Supplied data:
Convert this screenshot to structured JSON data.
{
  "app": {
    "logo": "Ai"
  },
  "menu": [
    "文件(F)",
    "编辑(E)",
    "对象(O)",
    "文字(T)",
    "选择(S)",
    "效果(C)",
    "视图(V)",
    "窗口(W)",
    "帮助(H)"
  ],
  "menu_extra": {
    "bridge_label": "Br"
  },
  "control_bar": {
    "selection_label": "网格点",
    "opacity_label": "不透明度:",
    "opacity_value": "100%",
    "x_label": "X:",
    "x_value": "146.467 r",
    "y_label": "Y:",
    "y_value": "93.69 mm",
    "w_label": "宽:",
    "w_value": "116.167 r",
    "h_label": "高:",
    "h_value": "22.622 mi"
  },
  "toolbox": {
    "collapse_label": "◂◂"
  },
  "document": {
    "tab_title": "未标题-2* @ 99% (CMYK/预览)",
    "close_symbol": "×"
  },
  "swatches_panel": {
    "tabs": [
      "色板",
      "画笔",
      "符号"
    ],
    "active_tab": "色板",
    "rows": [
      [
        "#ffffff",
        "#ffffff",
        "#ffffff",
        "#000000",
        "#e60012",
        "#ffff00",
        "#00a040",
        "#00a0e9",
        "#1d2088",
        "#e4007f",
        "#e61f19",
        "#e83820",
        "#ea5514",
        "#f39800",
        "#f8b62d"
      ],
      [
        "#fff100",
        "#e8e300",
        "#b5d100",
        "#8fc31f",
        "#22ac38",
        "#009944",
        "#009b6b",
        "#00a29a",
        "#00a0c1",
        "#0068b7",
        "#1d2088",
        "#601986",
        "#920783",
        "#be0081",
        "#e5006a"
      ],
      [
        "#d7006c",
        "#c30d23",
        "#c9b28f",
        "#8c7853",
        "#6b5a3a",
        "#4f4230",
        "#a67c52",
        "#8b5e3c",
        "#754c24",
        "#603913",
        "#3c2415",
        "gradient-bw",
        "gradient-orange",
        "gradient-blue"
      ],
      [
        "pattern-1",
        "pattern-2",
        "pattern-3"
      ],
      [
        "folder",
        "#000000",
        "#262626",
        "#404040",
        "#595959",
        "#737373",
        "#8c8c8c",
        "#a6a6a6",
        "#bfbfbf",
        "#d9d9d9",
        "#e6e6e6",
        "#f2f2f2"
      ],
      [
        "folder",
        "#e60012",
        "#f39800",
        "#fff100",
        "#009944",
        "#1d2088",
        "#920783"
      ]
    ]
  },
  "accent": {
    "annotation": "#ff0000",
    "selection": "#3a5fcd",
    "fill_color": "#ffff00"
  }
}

Written task: Copy all data exactly, start to finish.

Written answer:
Convert this screenshot to structured JSON data.
{
  "app": {
    "logo": "Ai"
  },
  "menu": [
    "文件(F)",
    "编辑(E)",
    "对象(O)",
    "文字(T)",
    "选择(S)",
    "效果(C)",
    "视图(V)",
    "窗口(W)",
    "帮助(H)"
  ],
  "menu_extra": {
    "bridge_label": "Br"
  },
  "control_bar": {
    "selection_label": "网格点",
    "opacity_label": "不透明度:",
    "opacity_value": "100%",
    "x_label": "X:",
    "x_value": "146.467 r",
    "y_label": "Y:",
    "y_value": "93.69 mm",
    "w_label": "宽:",
    "w_value": "116.167 r",
    "h_label": "高:",
    "h_value": "22.622 mi"
  },
  "toolbox": {
    "collapse_label": "◂◂"
  },
  "document": {
    "tab_title": "未标题-2* @ 99% (CMYK/预览)",
    "close_symbol": "×"
  },
  "swatches_panel": {
    "tabs": [
      "色板",
      "画笔",
      "符号"
    ],
    "active_tab": "色板",
    "rows": [
      [
        "#ffffff",
        "#ffffff",
        "#ffffff",
        "#000000",
        "#e60012",
        "#ffff00",
        "#00a040",
        "#00a0e9",
        "#1d2088",
        "#e4007f",
        "#e61f19",
        "#e83820",
        "#ea5514",
        "#f39800",
        "#f8b62d"
      ],
      [
        "#fff100",
        "#e8e300",
        "#b5d100",
        "#8fc31f",
        "#22ac38",
        "#009944",
        "#009b6b",
        "#00a29a",
        "#00a0c1",
        "#0068b7",
        "#1d2088",
        "#601986",
        "#920783",
        "#be0081",
        "#e5006a"
      ],
      [
        "#d7006c",
        "#c30d23",
        "#c9b28f",
        "#8c7853",
        "#6b5a3a",
        "#4f4230",
        "#a67c52",
        "#8b5e3c",
        "#754c24",
        "#603913",
        "#3c2415",
        "gradient-bw",
        "gradient-orange",
        "gradient-blue"
      ],
      [
        "pattern-1",
        "pattern-2",
        "pattern-3"
      ],
      [
        "folder",
        "#000000",
        "#262626",
        "#404040",
        "#595959",
        "#737373",
        "#8c8c8c",
        "#a6a6a6",
        "#bfbfbf",
        "#d9d9d9",
        "#e6e6e6",
        "#f2f2f2"
      ],
      [
        "folder",
        "#e60012",
        "#f39800",
        "#fff100",
        "#009944",
        "#1d2088",
        "#920783"
      ]
    ]
  },
  "accent": {
    "annotation": "#ff0000",
    "selection": "#3a5fcd",
    "fill_color": "#ffff00"
  }
}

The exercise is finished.